• [Selected excerpt]:
┌──
# This puppy has my heart thumpin!



## Purple-peep (May 14, 2009)

What do you guys think? Should I do it?

TIA
Anne


----------



## I found nemo (Feb 23, 2006)

They are beautiful :wub: :wub: Good lord!!!
Hope it all works out for you..
Best Of Luck :wub:
Just please make sure you throughly check the breeder ...


----------



## I found nemo (Feb 23, 2006)

I said to throughly check the breeder cause I have no idea who they are from :biggrin: You wont tell us yet


----------



## kathym (Aug 5, 2006)

They are both dolls!!!


----------



## Purple-peep (May 14, 2009)

Thank you ladies!


Here's a little tease for you B) ! I'm not 100% sure but I believe these are their parents.


----------



## Purple-peep (May 14, 2009)

The breeder has written back to me twice and is very nice! I hope we can work something out together.


----------



## LamborghiniGirl (Apr 16, 2009)

Those puppies are absolutely precious!! Both of them are equally adorable and have beautiful faces. I can't wait to see more pictures and hear more when you get him! 
*Good luck!!!*


----------



## diamonds mommy (Feb 2, 2009)

Awww their so precious!!! Best of luck with your decision....Cant wait to find out who the breeder is!


----------



## LUCY N PETS (Apr 21, 2009)

I absolutely agree that the males are just as affectionate as the girls, and I dress up my Max they have some really cute outfits for males. Good luck in your decision. But I have to warn you they are addicting you will probably get a girl a little later too.

Lucy


----------



## littlemissy (May 19, 2009)

I know who's pups those are. :wub: The "mother" you have listed there is my retiree that will be here with me next week. :biggrin: I know who the breeder is.


----------



## ilovemymaltese (Oct 9, 2008)

Awwwww I love Veranda Maltese! And I've always loved looking at those puppy's pictures, they are beautiful! Back in Oct. I saw them and the breeder never got in contact with though. I'm not sure if she breeds anymore, but I just love her dogs! My favorite is Bandit! So yes, those are old pictures unfortunately.


----------



## LJSquishy (Feb 27, 2008)

Those puppies are from Veranda Maltese. 

How do I know? I've been researching breeders for London's new sibling for like 6 months, almost nothing can get by me! LOL

Those pups have great pedigrees....I would definitely consider them.  The boy on the right looks like he has more of a babydoll face than the other.


----------



## Purple-peep (May 14, 2009)

You guys are too good! Some secret LOL!

OMG she might have a female!!!

Little Missy do you know anything about her? I'm dying here.


----------



## puppy lover (Dec 25, 2007)

The one on the right has the cutest face :wub: ! I'd be tempted if I weren't getting my baby soon. :biggrin:


----------



## littlemissy (May 19, 2009)
└──
• [Data rows]:
┌──
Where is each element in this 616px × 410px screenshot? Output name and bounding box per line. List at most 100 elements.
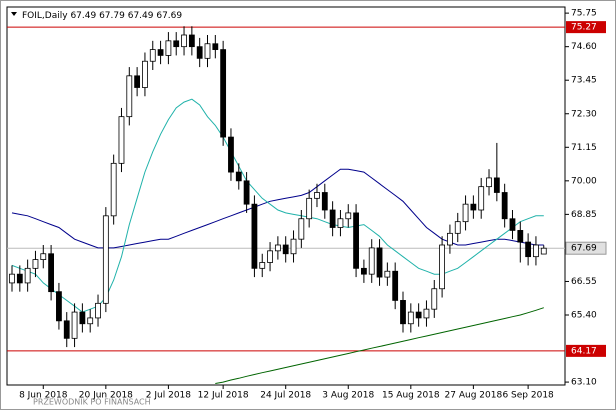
candle-body [470,203,477,211]
candle-body [267,250,273,263]
candle-body [298,218,305,240]
x-tick-label: 12 Jul 2018 [198,391,249,401]
level-label-bg [566,21,606,34]
plot-frame [6,6,566,386]
candle-body [337,218,344,228]
candle-body [329,209,336,228]
x-tick-label: 3 Aug 2018 [322,391,374,401]
candle-body [149,49,156,62]
candle-body [235,171,242,182]
candle-body [126,75,133,118]
candle-body [118,116,125,164]
candle-body [9,273,15,284]
candle-body [157,49,164,56]
symbol: FOIL,Daily [22,11,68,21]
candle-body [493,177,500,193]
x-tick-label: 20 Jun 2018 [79,391,133,401]
candle-body [501,192,508,220]
candle-body [533,244,539,258]
open: 67.49 [70,11,96,21]
candle-body [228,136,234,173]
candle-body [56,291,62,322]
candle-body [102,215,109,304]
candle-body [462,203,469,223]
candle-body [400,300,406,325]
candle-body [259,262,266,269]
x-tick-label: 6 Sep 2018 [502,391,554,401]
level-label: 75.27 [571,23,597,33]
candle-body [220,49,227,138]
candle-body [282,244,289,255]
candle-body [95,302,101,319]
y-tick-label: 65.40 [571,311,597,321]
candle-body [431,288,438,310]
price-label: 67.69 [571,244,597,254]
candle-body [32,259,39,269]
candle-body [173,40,180,48]
candle-body [188,34,195,48]
candle-body [478,186,485,211]
candle-body [274,244,281,252]
candle-body [251,203,258,269]
candle-body [204,43,211,59]
candle-body [134,75,141,88]
x-tick-label: 8 Jun 2018 [19,391,68,401]
y-tick-label: 73.45 [571,76,597,86]
candle-body [415,311,422,319]
y-tick-label: 66.55 [571,277,597,287]
candle-body [16,273,23,284]
candle-body [353,212,359,269]
candle-body [243,180,250,205]
x-tick-label: 24 Jul 2018 [260,391,311,401]
y-tick-label: 72.30 [571,109,597,119]
y-tick-label: 74.60 [571,42,597,52]
candle-body [454,221,461,234]
high: 67.79 [99,11,125,21]
candle-body [71,311,78,339]
x-tick-label: 27 Aug 2018 [445,391,503,401]
candle-body [212,43,219,50]
candle-body [423,308,430,319]
candle-body [40,253,47,260]
y-tick-label: 68.85 [571,210,597,220]
candle-body [525,241,532,258]
candle-body [439,244,446,290]
candle-body [392,270,399,301]
level-label-bg [566,344,606,357]
candle-body [314,192,320,199]
candle-body [196,46,203,59]
candle-body [79,311,86,325]
chart-header: FOIL,Daily 67.49 67.79 67.49 67.69 [22,11,182,21]
candle-body [142,60,148,88]
moving-average [11,168,544,249]
candle-body [87,317,94,325]
low: 67.49 [128,11,154,21]
level-label: 64.17 [571,346,597,356]
candle-body [345,212,352,220]
x-tick-label: 2 Jul 2018 [146,391,191,401]
candle-body [24,267,31,284]
candle-body [360,267,367,275]
candle-body [509,218,516,231]
candle-body [165,40,172,56]
candle-body [110,162,117,217]
candle-body [447,232,453,246]
candle-body [517,230,524,243]
candle-body [290,238,297,255]
candle-body [407,311,414,325]
menu-arrow[interactable] [11,12,17,16]
watermark: PRZEWODNIK PO FINANSACH [33,398,151,407]
y-tick-label: 75.75 [571,9,597,19]
moving-average [215,307,544,384]
candle-body [63,320,70,339]
close: 67.69 [156,11,182,21]
candle-body [384,270,391,278]
y-tick-label: 70.00 [571,176,597,186]
candle-body [306,197,313,220]
price-label-bg [565,241,607,255]
y-tick-label: 63.10 [571,378,597,388]
candle-body [368,247,375,275]
candle-body [181,34,187,48]
candle-body [486,177,492,188]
└──
• [Problems to work on]:
1) Could you extract the passage of the puppy forum thread from "Awwwww I love" up to and including "than the other."?
2) What is the French translation of the sentence "Those puppies are from Veranda Maltese." from the puppy forum thread?

• [Answers per task]:
1)
Awwwww I love Veranda Maltese! And I've always loved looking at those puppy's pictures, they are beautiful! Back in Oct. I saw them and the breeder never got in contact with though. I'm not sure if she breeds anymore, but I just love her dogs! My favorite is Bandit! So yes, those are old pictures unfortunately.


----------



## LJSquishy (Feb 27, 2008)

Those puppies are from Veranda Maltese. 

How do I know? I've been researching breeders for London's new sibling for like 6 months, almost nothing can get by me! LOL

Those pups have great pedigrees....I would definitely consider them.  The boy on the right looks like he has more of a babydoll face than the other.

2) Ces chiots viennent de Veranda Maltese.